[Bounding box annotations]
-*-*-

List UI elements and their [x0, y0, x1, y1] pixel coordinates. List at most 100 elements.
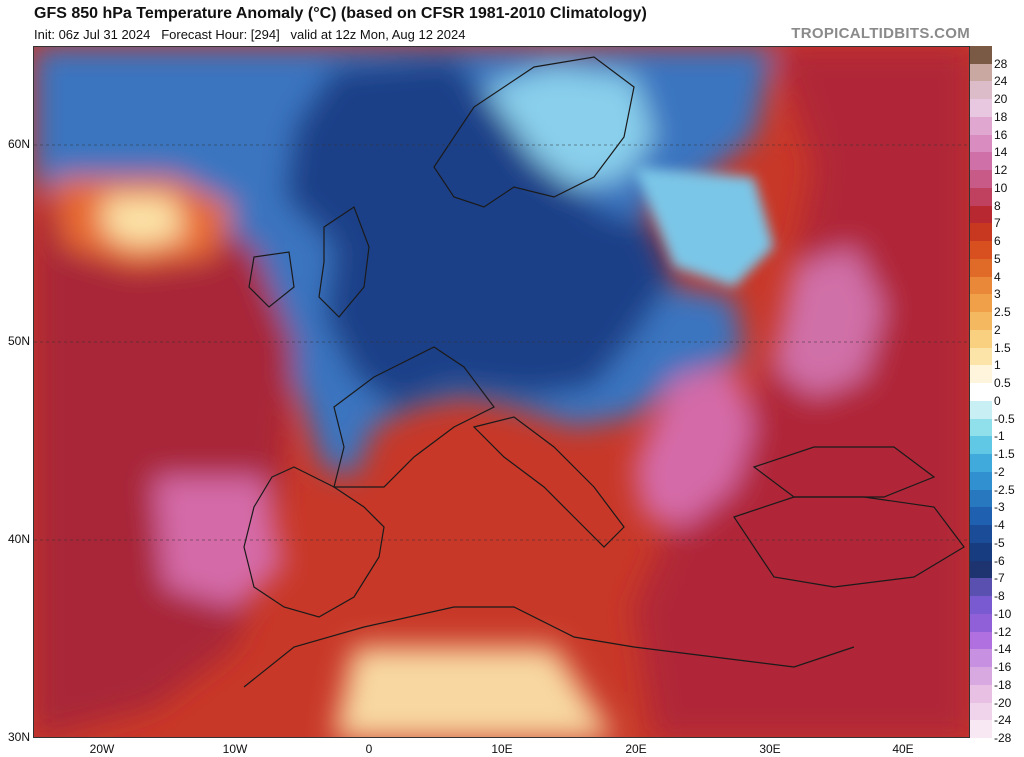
lon-label: 20E: [625, 742, 647, 756]
lat-label: 40N: [7, 532, 30, 546]
colorbar-label: 24: [994, 74, 1008, 89]
colorbar-label: 5: [994, 251, 1001, 266]
forecast-hour: Forecast Hour: [294]: [161, 27, 280, 42]
init-time: Init: 06z Jul 31 2024: [34, 27, 151, 42]
colorbar-label: 1.5: [994, 340, 1011, 355]
colorbar-swatch: [970, 187, 992, 207]
colorbar-label: -2: [994, 464, 1005, 479]
colorbar-swatch: [970, 418, 992, 437]
colorbar-swatch: [970, 436, 992, 455]
lat-label: 50N: [7, 334, 30, 348]
colorbar-label: -28: [994, 731, 1012, 745]
map-title: GFS 850 hPa Temperature Anomaly (°C) (ba…: [34, 5, 647, 22]
colorbar-swatch: [970, 258, 992, 278]
colorbar-label: 2: [994, 322, 1001, 337]
colorbar-swatch: [970, 312, 992, 331]
colorbar-swatch: [970, 702, 992, 721]
colorbar-label: 28: [994, 56, 1008, 71]
colorbar-swatch: [970, 596, 992, 615]
colorbar-swatch: [970, 507, 992, 526]
colorbar-label: 6: [994, 234, 1001, 249]
cold-core-region: [284, 57, 674, 407]
colorbar-label: 20: [994, 92, 1008, 107]
pink-atlantic: [154, 477, 284, 607]
graticule: [34, 144, 969, 541]
colorbar-label: 12: [994, 163, 1008, 178]
colorbar-swatch: [970, 81, 992, 100]
colorbar-swatch: [970, 329, 992, 349]
cool-scandinavia: [484, 67, 654, 187]
coast-north-africa: [243, 606, 855, 688]
colorbar-label: 0: [994, 393, 1001, 408]
colorbar-label: -16: [994, 660, 1012, 675]
lon-label: 30E: [759, 742, 781, 756]
colorbar-label: -24: [994, 713, 1012, 728]
lon-label: 40E: [892, 742, 914, 756]
colorbar-label: 3: [994, 287, 1001, 302]
colorbar-label: 1: [994, 358, 1001, 373]
colorbar-swatch: [970, 347, 992, 366]
colorbar-swatch: [970, 46, 992, 65]
colorbar-swatch: [970, 99, 992, 118]
pale-spot: [104, 197, 184, 247]
lat-label: 60N: [7, 137, 30, 151]
colorbar-swatch: [970, 525, 992, 544]
colorbar-swatch: [970, 613, 992, 633]
pink-balkans: [634, 367, 754, 527]
colorbar-label: 4: [994, 269, 1001, 284]
colorbar-swatch: [970, 720, 992, 739]
colorbar-label: -4: [994, 518, 1005, 533]
coast-italy: [472, 416, 625, 548]
warm-east-europe: [634, 47, 969, 737]
colorbar-swatch: [970, 471, 992, 491]
lon-label: 0: [365, 742, 373, 756]
colorbar-swatch: [970, 667, 992, 686]
colorbar-swatch: [970, 294, 992, 313]
colorbar-swatch: [970, 205, 992, 224]
lat-label: 30N: [7, 730, 30, 744]
lon-label: 10E: [491, 742, 513, 756]
anomaly-map[interactable]: [33, 46, 970, 738]
run-info: Init: 06z Jul 31 2024 Forecast Hour: [29…: [34, 27, 465, 42]
coastlines: [243, 56, 965, 688]
colorbar-label: 7: [994, 216, 1001, 231]
colorbar-swatch: [970, 152, 992, 171]
colorbar: [970, 46, 992, 739]
colorbar-swatch: [970, 649, 992, 668]
colorbar-swatch: [970, 489, 992, 508]
colorbar-label: 8: [994, 198, 1001, 213]
colorbar-swatch: [970, 223, 992, 242]
coast-britain: [318, 206, 370, 318]
colorbar-label: 16: [994, 127, 1008, 142]
colorbar-swatch: [970, 400, 992, 420]
colorbar-swatch: [970, 116, 992, 136]
colorbar-label: -1.5: [994, 447, 1015, 462]
colorbar-label: 18: [994, 109, 1008, 124]
brand-watermark: TROPICALTIDBITS.COM: [791, 25, 970, 42]
colorbar-label: -3: [994, 500, 1005, 515]
colorbar-swatch: [970, 241, 992, 260]
colorbar-label: -7: [994, 571, 1005, 586]
colorbar-label: -12: [994, 624, 1012, 639]
colorbar-label: -6: [994, 553, 1005, 568]
colorbar-label: -2.5: [994, 482, 1015, 497]
valid-time: valid at 12z Mon, Aug 12 2024: [290, 27, 466, 42]
colorbar-label: 2.5: [994, 305, 1011, 320]
colorbar-label: -18: [994, 677, 1012, 692]
colorbar-swatch: [970, 383, 992, 402]
colorbar-swatch: [970, 578, 992, 597]
colorbar-swatch: [970, 276, 992, 295]
colorbar-label: 0.5: [994, 376, 1011, 391]
colorbar-label: 14: [994, 145, 1008, 160]
colorbar-label: -10: [994, 606, 1012, 621]
colorbar-swatch: [970, 684, 992, 703]
colorbar-label: -8: [994, 589, 1005, 604]
coast-france: [333, 346, 495, 488]
colorbar-label: 10: [994, 180, 1008, 195]
colorbar-swatch: [970, 170, 992, 189]
anomaly-field: [34, 47, 969, 737]
colorbar-swatch: [970, 542, 992, 562]
coast-scandinavia: [433, 56, 635, 208]
colorbar-swatch: [970, 631, 992, 650]
coast-black-sea: [752, 446, 936, 498]
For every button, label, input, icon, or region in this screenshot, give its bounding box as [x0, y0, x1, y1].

-*-*-

Task instructions: Copy the material verbatim, starting at the line with "lon-label: 20E: [625, 742, 647, 756]" and ending with the line with "pink-atlantic: [154, 477, 284, 607]", both included.

Answer to this task:
lon-label: 20E: [625, 742, 647, 756]
lat-label: 40N: [7, 532, 30, 546]
colorbar-label: 24: [994, 74, 1008, 89]
colorbar-label: 5: [994, 251, 1001, 266]
forecast-hour: Forecast Hour: [294]: [161, 27, 280, 42]
init-time: Init: 06z Jul 31 2024: [34, 27, 151, 42]
colorbar-label: 1.5: [994, 340, 1011, 355]
colorbar-swatch: [970, 187, 992, 207]
colorbar-label: -2: [994, 464, 1005, 479]
colorbar-swatch: [970, 418, 992, 437]
colorbar-swatch: [970, 436, 992, 455]
lat-label: 50N: [7, 334, 30, 348]
colorbar-label: -28: [994, 731, 1012, 745]
map-title: GFS 850 hPa Temperature Anomaly (°C) (ba…: [34, 5, 647, 22]
colorbar-swatch: [970, 258, 992, 278]
colorbar-label: 2: [994, 322, 1001, 337]
colorbar-swatch: [970, 312, 992, 331]
colorbar-swatch: [970, 702, 992, 721]
colorbar-label: 28: [994, 56, 1008, 71]
colorbar-swatch: [970, 596, 992, 615]
colorbar-swatch: [970, 507, 992, 526]
colorbar-label: 6: [994, 234, 1001, 249]
cold-core-region: [284, 57, 674, 407]
colorbar-label: 20: [994, 92, 1008, 107]
pink-atlantic: [154, 477, 284, 607]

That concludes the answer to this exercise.